Do this = Your task is to copy each line that has the word "Content".

[Stored entries]
────────────────────────────────────────

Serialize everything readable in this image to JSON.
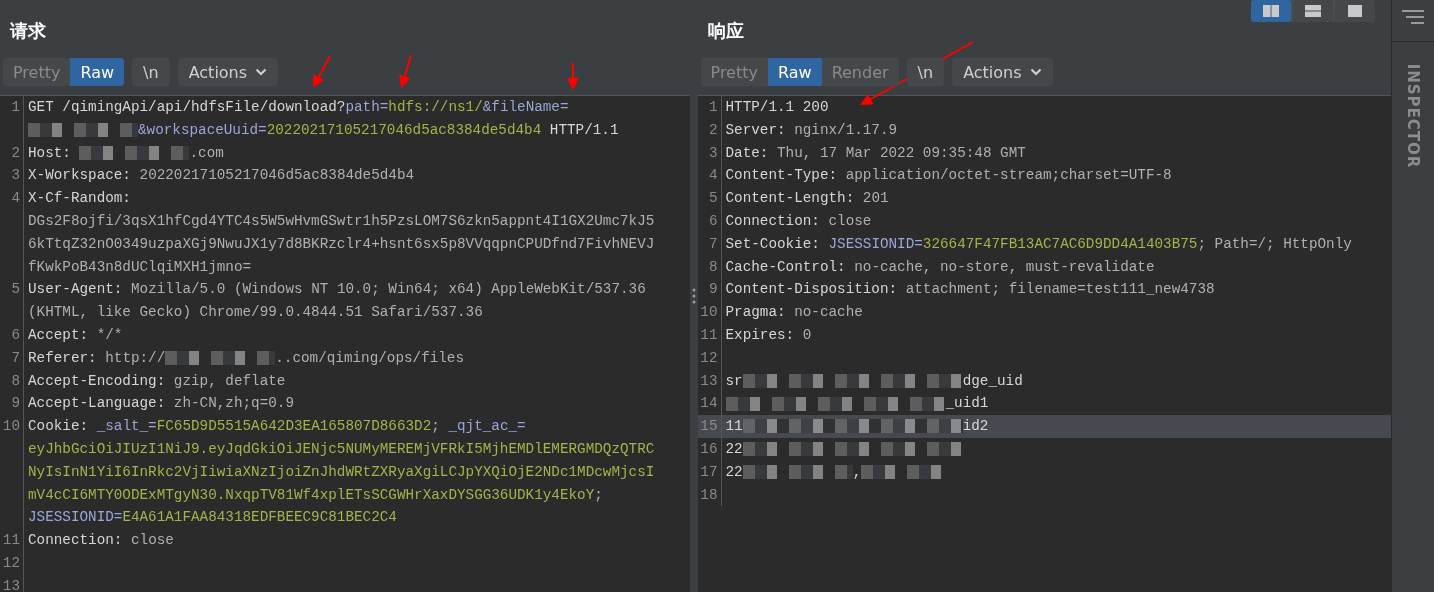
{
  "panes": [
    {
      "title": "请求",
      "view_tabs": [
        {
          "label": "Pretty",
          "selected": false
        },
        {
          "label": "Raw",
          "selected": true
        }
      ],
      "buttons": [
        {
          "label": "\\n",
          "kind": "plain"
        },
        {
          "label": "Actions",
          "kind": "menu"
        }
      ],
      "lines": [
        {
          "number": "1",
          "selected": false,
          "wraps": [
            {
              "segments": [
                {
                  "kind": "hname",
                  "text": "GET /qimingApi/api/hdfsFile/download?"
                },
                {
                  "kind": "pname",
                  "text": "path="
                },
                {
                  "kind": "pval",
                  "text": "hdfs://ns1/"
                },
                {
                  "kind": "pname",
                  "text": "&fileName="
                }
              ]
            },
            {
              "segments": [
                {
                  "kind": "redacted"
                },
                {
                  "kind": "pname",
                  "text": "&workspaceUuid="
                },
                {
                  "kind": "pval",
                  "text": "20220217105217046d5ac8384de5d4b4"
                },
                {
                  "kind": "hname",
                  "text": " HTTP/1.1"
                }
              ]
            }
          ]
        },
        {
          "number": "2",
          "selected": false,
          "wraps": [
            {
              "segments": [
                {
                  "kind": "hname",
                  "text": "Host: "
                },
                {
                  "kind": "redacted"
                },
                {
                  "kind": "hval",
                  "text": ".com"
                }
              ]
            }
          ]
        },
        {
          "number": "3",
          "selected": false,
          "wraps": [
            {
              "segments": [
                {
                  "kind": "hname",
                  "text": "X-Workspace: "
                },
                {
                  "kind": "hval",
                  "text": "20220217105217046d5ac8384de5d4b4"
                }
              ]
            }
          ]
        },
        {
          "number": "4",
          "selected": false,
          "wraps": [
            {
              "segments": [
                {
                  "kind": "hname",
                  "text": "X-Cf-Random:"
                }
              ]
            },
            {
              "segments": [
                {
                  "kind": "hval",
                  "text": "DGs2F8ojfi/3qsX1hfCgd4YTC4s5W5wHvmGSwtr1h5PzsLOM7S6zkn5appnt4I1GX2Umc7kJ5"
                }
              ]
            },
            {
              "segments": [
                {
                  "kind": "hval",
                  "text": "6kTtqZ32nO0349uzpaXGj9NwuJX1y7d8BKRzclr4+hsnt6sx5p8VVqqpnCPUDfnd7FivhNEVJ"
                }
              ]
            },
            {
              "segments": [
                {
                  "kind": "hval",
                  "text": "fKwkPoB43n8dUClqiMXH1jmno="
                }
              ]
            }
          ]
        },
        {
          "number": "5",
          "selected": false,
          "wraps": [
            {
              "segments": [
                {
                  "kind": "hname",
                  "text": "User-Agent: "
                },
                {
                  "kind": "hval",
                  "text": "Mozilla/5.0 (Windows NT 10.0; Win64; x64) AppleWebKit/537.36"
                }
              ]
            },
            {
              "segments": [
                {
                  "kind": "hval",
                  "text": "(KHTML, like Gecko) Chrome/99.0.4844.51 Safari/537.36"
                }
              ]
            }
          ]
        },
        {
          "number": "6",
          "selected": false,
          "wraps": [
            {
              "segments": [
                {
                  "kind": "hname",
                  "text": "Accept: "
                },
                {
                  "kind": "hval",
                  "text": "*/*"
                }
              ]
            }
          ]
        },
        {
          "number": "7",
          "selected": false,
          "wraps": [
            {
              "segments": [
                {
                  "kind": "hname",
                  "text": "Referer: "
                },
                {
                  "kind": "hval",
                  "text": "http://"
                },
                {
                  "kind": "redacted"
                },
                {
                  "kind": "hval",
                  "text": "..com/qiming/ops/files"
                }
              ]
            }
          ]
        },
        {
          "number": "8",
          "selected": false,
          "wraps": [
            {
              "segments": [
                {
                  "kind": "hname",
                  "text": "Accept-Encoding: "
                },
                {
                  "kind": "hval",
                  "text": "gzip, deflate"
                }
              ]
            }
          ]
        },
        {
          "number": "9",
          "selected": false,
          "wraps": [
            {
              "segments": [
                {
                  "kind": "hname",
                  "text": "Accept-Language: "
                },
                {
                  "kind": "hval",
                  "text": "zh-CN,zh;q=0.9"
                }
              ]
            }
          ]
        },
        {
          "number": "10",
          "selected": false,
          "wraps": [
            {
              "segments": [
                {
                  "kind": "hname",
                  "text": "Cookie: "
                },
                {
                  "kind": "pname",
                  "text": "_salt_="
                },
                {
                  "kind": "pval",
                  "text": "FC65D9D5515A642D3EA165807D8663D2"
                },
                {
                  "kind": "hval",
                  "text": "; "
                },
                {
                  "kind": "pname",
                  "text": "_qjt_ac_="
                }
              ]
            },
            {
              "segments": [
                {
                  "kind": "pval",
                  "text": "eyJhbGciOiJIUzI1NiJ9.eyJqdGkiOiJENjc5NUMyMEREMjVFRkI5MjhEMDlEMERGMDQzQTRC"
                }
              ]
            },
            {
              "segments": [
                {
                  "kind": "pval",
                  "text": "NyIsInN1YiI6InRkc2VjIiwiaXNzIjoiZnJhdWRtZXRyaXgiLCJpYXQiOjE2NDc1MDcwMjcsI"
                }
              ]
            },
            {
              "segments": [
                {
                  "kind": "pval",
                  "text": "mV4cCI6MTY0ODExMTgyN30.NxqpTV81Wf4xplETsSCGWHrXaxDYSGG36UDK1y4EkoY"
                },
                {
                  "kind": "hval",
                  "text": ";"
                }
              ]
            },
            {
              "segments": [
                {
                  "kind": "pname",
                  "text": "JSESSIONID="
                },
                {
                  "kind": "pval",
                  "text": "E4A61A1FAA84318EDFBEEC9C81BEC2C4"
                }
              ]
            }
          ]
        },
        {
          "number": "11",
          "selected": false,
          "wraps": [
            {
              "segments": [
                {
                  "kind": "hname",
                  "text": "Connection: "
                },
                {
                  "kind": "hval",
                  "text": "close"
                }
              ]
            }
          ]
        },
        {
          "number": "12",
          "selected": false
        },
        {
          "number": "13",
          "selected": false
        }
      ]
    },
    {
      "title": "响应",
      "view_tabs": [
        {
          "label": "Pretty",
          "selected": false
        },
        {
          "label": "Raw",
          "selected": true
        },
        {
          "label": "Render",
          "selected": false
        }
      ],
      "buttons": [
        {
          "label": "\\n",
          "kind": "plain"
        },
        {
          "label": "Actions",
          "kind": "menu"
        }
      ],
      "lines": [
        {
          "number": "1",
          "selected": false,
          "wraps": [
            {
              "segments": [
                {
                  "kind": "hname",
                  "text": "HTTP/1.1 200"
                }
              ]
            }
          ]
        },
        {
          "number": "2",
          "selected": false,
          "wraps": [
            {
              "segments": [
                {
                  "kind": "hname",
                  "text": "Server: "
                },
                {
                  "kind": "hval",
                  "text": "nginx/1.17.9"
                }
              ]
            }
          ]
        },
        {
          "number": "3",
          "selected": false,
          "wraps": [
            {
              "segments": [
                {
                  "kind": "hname",
                  "text": "Date: "
                },
                {
                  "kind": "hval",
                  "text": "Thu, 17 Mar 2022 09:35:48 GMT"
                }
              ]
            }
          ]
        },
        {
          "number": "4",
          "selected": false,
          "wraps": [
            {
              "segments": [
                {
                  "kind": "hname",
                  "text": "Content-Type: "
                },
                {
                  "kind": "hval",
                  "text": "application/octet-stream;charset=UTF-8"
                }
              ]
            }
          ]
        },
        {
          "number": "5",
          "selected": false,
          "wraps": [
            {
              "segments": [
                {
                  "kind": "hname",
                  "text": "Content-Length: "
                },
                {
                  "kind": "hval",
                  "text": "201"
                }
              ]
            }
          ]
        },
        {
          "number": "6",
          "selected": false,
          "wraps": [
            {
              "segments": [
                {
                  "kind": "hname",
                  "text": "Connection: "
                },
                {
                  "kind": "hval",
                  "text": "close"
                }
              ]
            }
          ]
        },
        {
          "number": "7",
          "selected": false,
          "wraps": [
            {
              "segments": [
                {
                  "kind": "hname",
                  "text": "Set-Cookie: "
                },
                {
                  "kind": "pname",
                  "text": "JSESSIONID="
                },
                {
                  "kind": "pval",
                  "text": "326647F47FB13AC7AC6D9DD4A1403B75"
                },
                {
                  "kind": "hval",
                  "text": "; Path=/; HttpOnly"
                }
              ]
            }
          ]
        },
        {
          "number": "8",
          "selected": false,
          "wraps": [
            {
              "segments": [
                {
                  "kind": "hname",
                  "text": "Cache-Control: "
                },
                {
                  "kind": "hval",
                  "text": "no-cache, no-store, must-revalidate"
                }
              ]
            }
          ]
        },
        {
          "number": "9",
          "selected": false,
          "wraps": [
            {
              "segments": [
                {
                  "kind": "hname",
                  "text": "Content-Disposition: "
                },
                {
                  "kind": "hval",
                  "text": "attachment; filename=test111_new4738"
                }
              ]
            }
          ]
        },
        {
          "number": "10",
          "selected": false,
          "wraps": [
            {
              "segments": [
                {
                  "kind": "hname",
                  "text": "Pragma: "
                },
                {
                  "kind": "hval",
                  "text": "no-cache"
                }
              ]
            }
          ]
        },
        {
          "number": "11",
          "selected": false,
          "wraps": [
            {
              "segments": [
                {
                  "kind": "hname",
                  "text": "Expires: "
                },
                {
                  "kind": "hval",
                  "text": "0"
                }
              ]
            }
          ]
        },
        {
          "number": "12",
          "selected": false
        },
        {
          "number": "13",
          "selected": false,
          "wraps": [
            {
              "segments": [
                {
                  "kind": "hname",
                  "text": "sr"
                },
                {
                  "kind": "redacted_long"
                },
                {
                  "kind": "hname",
                  "text": "dge_uid"
                }
              ]
            }
          ]
        },
        {
          "number": "14",
          "selected": false,
          "wraps": [
            {
              "segments": [
                {
                  "kind": "redacted_long"
                },
                {
                  "kind": "hname",
                  "text": "_uid1"
                }
              ]
            }
          ]
        },
        {
          "number": "15",
          "selected": true,
          "wraps": [
            {
              "segments": [
                {
                  "kind": "hname",
                  "text": "11"
                },
                {
                  "kind": "redacted_long"
                },
                {
                  "kind": "hname",
                  "text": "id2"
                }
              ]
            }
          ]
        },
        {
          "number": "16",
          "selected": false,
          "wraps": [
            {
              "segments": [
                {
                  "kind": "hname",
                  "text": "22"
                },
                {
                  "kind": "redacted_long"
                }
              ]
            }
          ]
        },
        {
          "number": "17",
          "selected": false,
          "wraps": [
            {
              "segments": [
                {
                  "kind": "hname",
                  "text": "22"
                },
                {
                  "kind": "redacted"
                },
                {
                  "kind": "hname",
                  "text": ","
                },
                {
                  "kind": "redacted_short"
                }
              ]
            }
          ]
        },
        {
          "number": "18",
          "selected": false
        }
      ]
    }
  ],
  "layout_buttons": [
    {
      "kind": "columns",
      "selected": true
    },
    {
      "kind": "rows",
      "selected": false
    },
    {
      "kind": "single",
      "selected": false
    }
  ],
  "inspector": {
    "label": "INSPECTOR"
  }
}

────────────────────────────────────────

Result of this exercise =
                  "text": "Content-Type: "
                  "text": "Content-Length: "
                  "text": "Content-Disposition: "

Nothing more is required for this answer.